What follows is a set of entries. Give them again exactly, without the pictures.

--- START OF EXTRACTED INFORMATION ---

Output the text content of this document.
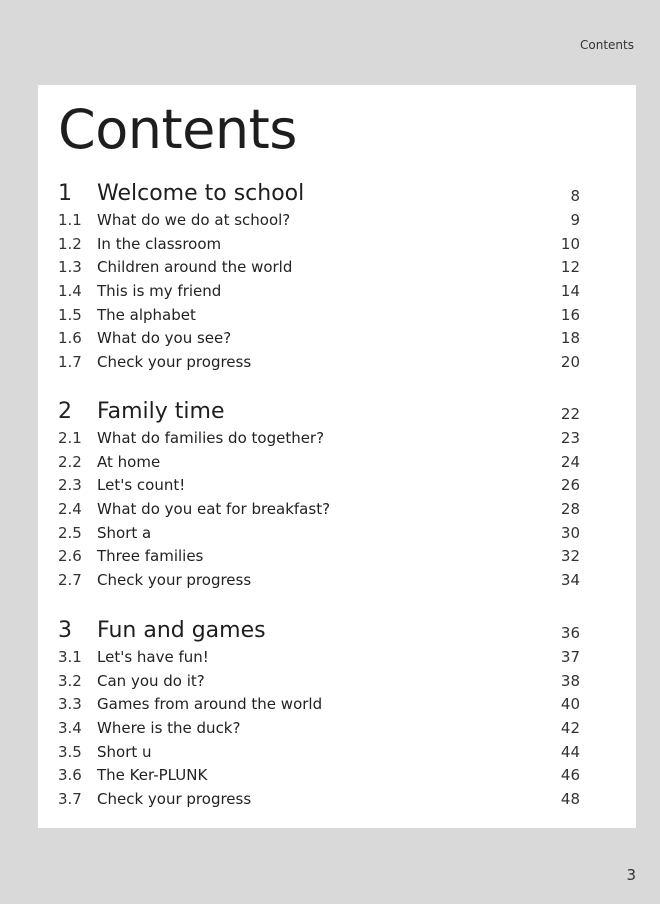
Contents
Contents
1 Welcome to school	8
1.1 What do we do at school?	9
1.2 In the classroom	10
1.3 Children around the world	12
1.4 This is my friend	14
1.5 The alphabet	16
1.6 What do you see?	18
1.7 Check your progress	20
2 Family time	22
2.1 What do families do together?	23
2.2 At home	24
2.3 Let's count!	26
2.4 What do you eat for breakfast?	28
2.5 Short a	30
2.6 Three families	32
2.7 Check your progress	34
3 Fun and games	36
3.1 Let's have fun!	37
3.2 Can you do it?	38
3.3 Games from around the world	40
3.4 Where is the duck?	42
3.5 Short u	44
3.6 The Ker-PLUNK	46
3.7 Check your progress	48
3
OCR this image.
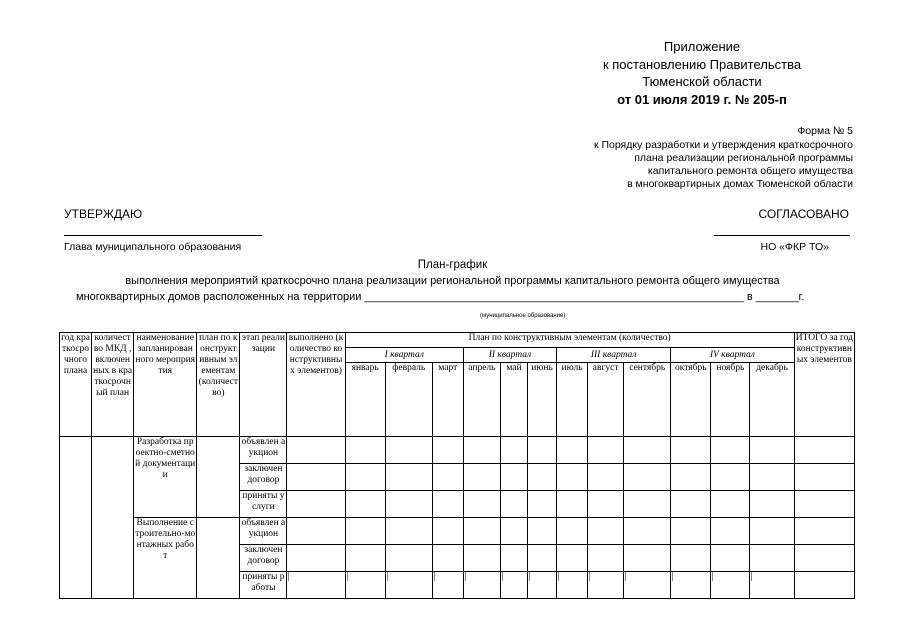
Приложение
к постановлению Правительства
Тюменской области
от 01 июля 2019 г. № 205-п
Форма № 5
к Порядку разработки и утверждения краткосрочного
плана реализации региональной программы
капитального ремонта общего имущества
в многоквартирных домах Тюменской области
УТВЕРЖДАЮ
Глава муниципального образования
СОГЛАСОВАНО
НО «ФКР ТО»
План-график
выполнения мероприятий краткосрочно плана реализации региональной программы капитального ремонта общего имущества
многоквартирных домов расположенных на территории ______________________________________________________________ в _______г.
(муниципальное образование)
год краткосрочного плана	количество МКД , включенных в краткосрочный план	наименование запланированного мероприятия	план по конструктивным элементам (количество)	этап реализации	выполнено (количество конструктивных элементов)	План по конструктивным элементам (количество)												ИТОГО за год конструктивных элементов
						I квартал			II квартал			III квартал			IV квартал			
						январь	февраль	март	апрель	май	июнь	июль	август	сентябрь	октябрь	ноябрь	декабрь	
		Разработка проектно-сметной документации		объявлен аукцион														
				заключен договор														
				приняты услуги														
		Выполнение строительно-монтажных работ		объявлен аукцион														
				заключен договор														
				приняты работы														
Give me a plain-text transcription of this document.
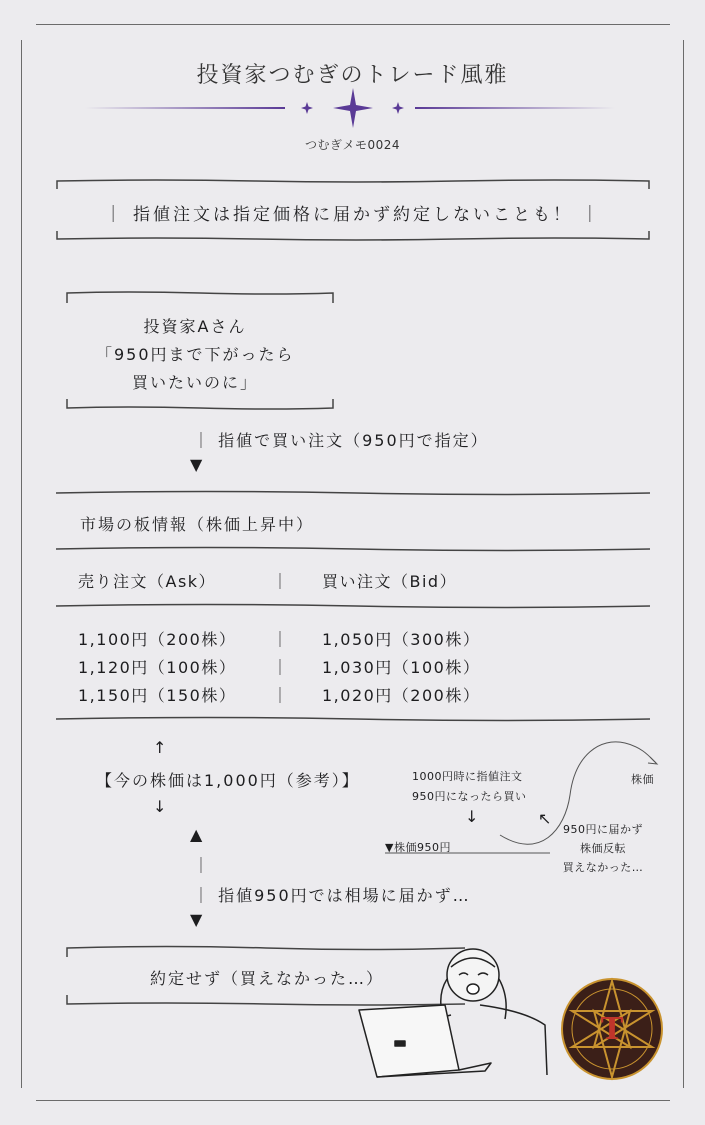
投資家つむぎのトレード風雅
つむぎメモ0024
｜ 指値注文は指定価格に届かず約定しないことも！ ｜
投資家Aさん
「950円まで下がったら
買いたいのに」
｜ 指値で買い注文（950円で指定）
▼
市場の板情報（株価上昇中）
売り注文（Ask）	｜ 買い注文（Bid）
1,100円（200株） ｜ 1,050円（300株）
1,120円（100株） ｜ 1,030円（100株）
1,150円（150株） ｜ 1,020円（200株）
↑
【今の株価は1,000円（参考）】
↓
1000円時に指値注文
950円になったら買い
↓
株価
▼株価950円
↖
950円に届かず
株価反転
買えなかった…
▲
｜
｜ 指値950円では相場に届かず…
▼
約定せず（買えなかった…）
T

--- END OF EXTRACTED INFORMATION ---

TASK RESPONSE -
Output the text content of this document.
Contents
Contents
1 Welcome to school	8
1.1 What do we do at school?	9
1.2 In the classroom	10
1.3 Children around the world	12
1.4 This is my friend	14
1.5 The alphabet	16
1.6 What do you see?	18
1.7 Check your progress	20
2 Family time	22
2.1 What do families do together?	23
2.2 At home	24
2.3 Let's count!	26
2.4 What do you eat for breakfast?	28
2.5 Short a	30
2.6 Three families	32
2.7 Check your progress	34
3 Fun and games	36
3.1 Let's have fun!	37
3.2 Can you do it?	38
3.3 Games from around the world	40
3.4 Where is the duck?	42
3.5 Short u	44
3.6 The Ker-PLUNK	46
3.7 Check your progress	48
3
OCR this image.
Приложение
к постановлению Правительства
Тюменской области
от 01 июля 2019 г. № 205-п
Форма № 5
к Порядку разработки и утверждения краткосрочного
плана реализации региональной программы
капитального ремонта общего имущества
в многоквартирных домах Тюменской области
УТВЕРЖДАЮ
Глава муниципального образования
СОГЛАСОВАНО
НО «ФКР ТО»
План-график
выполнения мероприятий краткосрочно плана реализации региональной программы капитального ремонта общего имущества
многоквартирных домов расположенных на территории ______________________________________________________________ в _______г.
(муниципальное образование)
год краткосрочного плана	количество МКД , включенных в краткосрочный план	наименование запланированного мероприятия	план по конструктивным элементам (количество)	этап реализации	выполнено (количество конструктивных элементов)	План по конструктивным элементам (количество)												ИТОГО за год конструктивных элементов
						I квартал			II квартал			III квартал			IV квартал			
						январь	февраль	март	апрель	май	июнь	июль	август	сентябрь	октябрь	ноябрь	декабрь	
		Разработка проектно-сметной документации		объявлен аукцион														
				заключен договор														
				приняты услуги														
		Выполнение строительно-монтажных работ		объявлен аукцион														
				заключен договор														
				приняты работы														
Give me a plain-text transcription of this document.
投資家つむぎのトレード風雅
つむぎメモ0024
｜ 指値注文は指定価格に届かず約定しないことも！ ｜
投資家Aさん
「950円まで下がったら
買いたいのに」
｜ 指値で買い注文（950円で指定）
▼
市場の板情報（株価上昇中）
売り注文（Ask）	｜ 買い注文（Bid）
1,100円（200株） ｜ 1,050円（300株）
1,120円（100株） ｜ 1,030円（100株）
1,150円（150株） ｜ 1,020円（200株）
↑
【今の株価は1,000円（参考）】
↓
1000円時に指値注文
950円になったら買い
↓
株価
▼株価950円
↖
950円に届かず
株価反転
買えなかった…
▲
｜
｜ 指値950円では相場に届かず…
▼
約定せず（買えなかった…）
T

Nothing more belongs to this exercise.